Scan the data that follows and count the lines with the string "一般和较差级别分别"; answer with the count alone.

*TASK INPUT*.
╭──

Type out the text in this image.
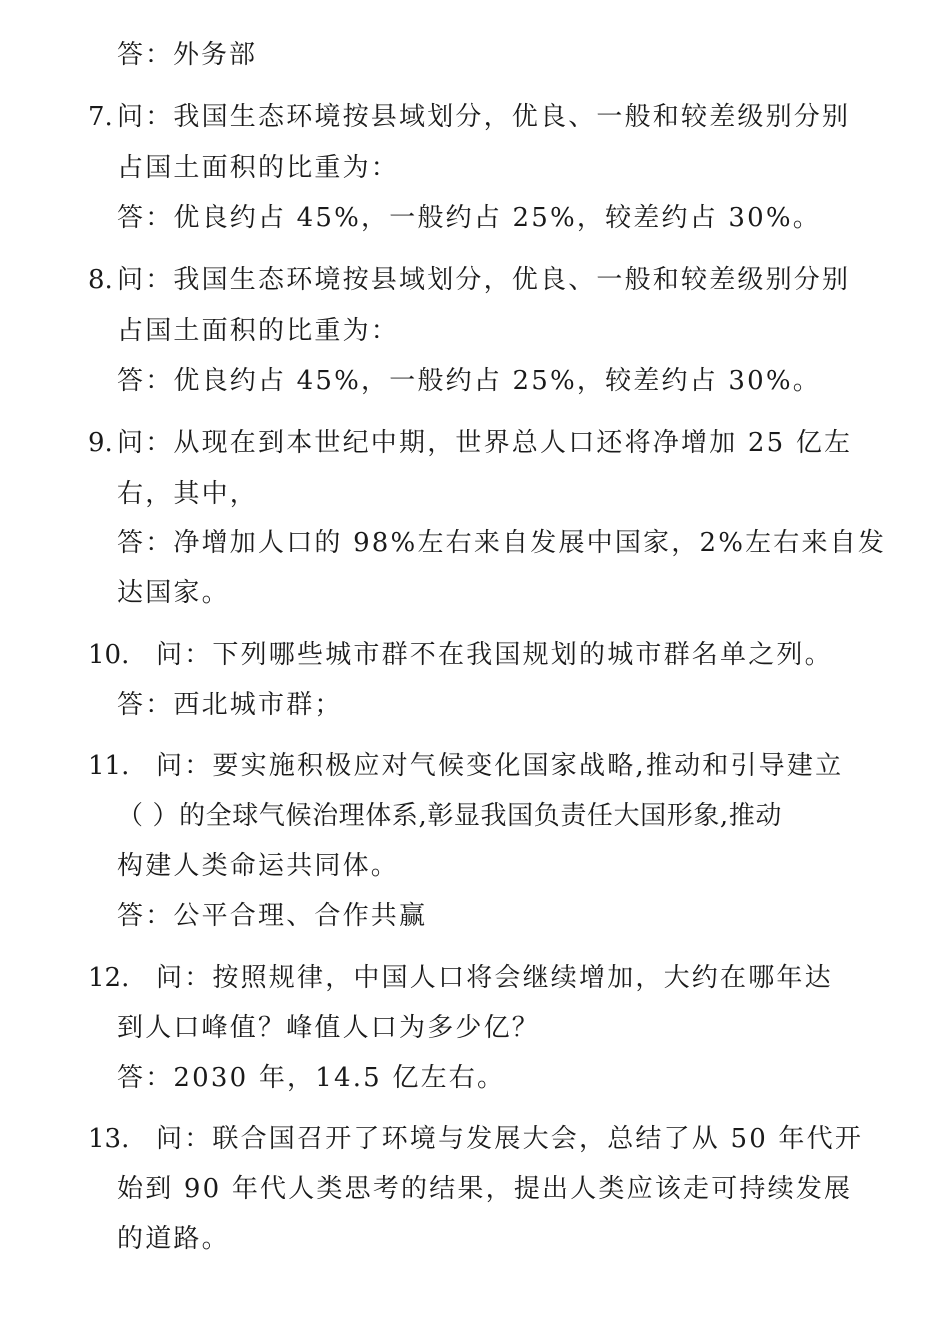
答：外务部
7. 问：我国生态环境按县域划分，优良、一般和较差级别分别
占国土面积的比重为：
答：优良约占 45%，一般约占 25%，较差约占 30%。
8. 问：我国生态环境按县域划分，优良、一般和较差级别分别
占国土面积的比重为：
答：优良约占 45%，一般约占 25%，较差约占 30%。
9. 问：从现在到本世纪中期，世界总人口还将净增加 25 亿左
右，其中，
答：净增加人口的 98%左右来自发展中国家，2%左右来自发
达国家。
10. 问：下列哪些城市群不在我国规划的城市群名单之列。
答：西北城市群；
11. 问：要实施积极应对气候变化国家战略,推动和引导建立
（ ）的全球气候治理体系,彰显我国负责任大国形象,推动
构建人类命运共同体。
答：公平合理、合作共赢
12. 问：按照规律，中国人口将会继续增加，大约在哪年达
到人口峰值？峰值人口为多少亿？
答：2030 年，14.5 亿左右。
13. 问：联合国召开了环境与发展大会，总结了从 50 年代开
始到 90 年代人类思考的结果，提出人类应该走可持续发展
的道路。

╰──
╭──

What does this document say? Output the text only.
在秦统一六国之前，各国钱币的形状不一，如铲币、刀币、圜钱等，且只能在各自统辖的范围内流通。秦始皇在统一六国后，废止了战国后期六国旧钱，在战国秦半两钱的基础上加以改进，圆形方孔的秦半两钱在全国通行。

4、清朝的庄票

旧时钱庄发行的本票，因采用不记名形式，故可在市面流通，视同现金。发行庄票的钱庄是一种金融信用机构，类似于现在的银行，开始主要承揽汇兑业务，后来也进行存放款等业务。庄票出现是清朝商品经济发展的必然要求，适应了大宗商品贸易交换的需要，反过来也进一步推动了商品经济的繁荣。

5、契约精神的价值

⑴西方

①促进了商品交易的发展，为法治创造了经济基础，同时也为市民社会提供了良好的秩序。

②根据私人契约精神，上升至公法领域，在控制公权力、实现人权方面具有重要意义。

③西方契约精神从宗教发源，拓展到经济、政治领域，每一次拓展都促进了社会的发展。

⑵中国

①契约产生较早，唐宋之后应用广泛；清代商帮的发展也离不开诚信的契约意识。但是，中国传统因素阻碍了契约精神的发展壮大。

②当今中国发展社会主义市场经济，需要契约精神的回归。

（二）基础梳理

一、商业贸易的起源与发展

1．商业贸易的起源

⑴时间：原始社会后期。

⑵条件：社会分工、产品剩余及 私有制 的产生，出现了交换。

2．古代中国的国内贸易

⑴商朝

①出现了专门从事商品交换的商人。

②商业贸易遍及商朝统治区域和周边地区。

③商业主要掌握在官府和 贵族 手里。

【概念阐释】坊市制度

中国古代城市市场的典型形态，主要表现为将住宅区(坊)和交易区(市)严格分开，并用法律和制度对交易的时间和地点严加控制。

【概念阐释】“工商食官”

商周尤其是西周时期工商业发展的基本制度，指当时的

╰──

*TASK RESPONSE*. 2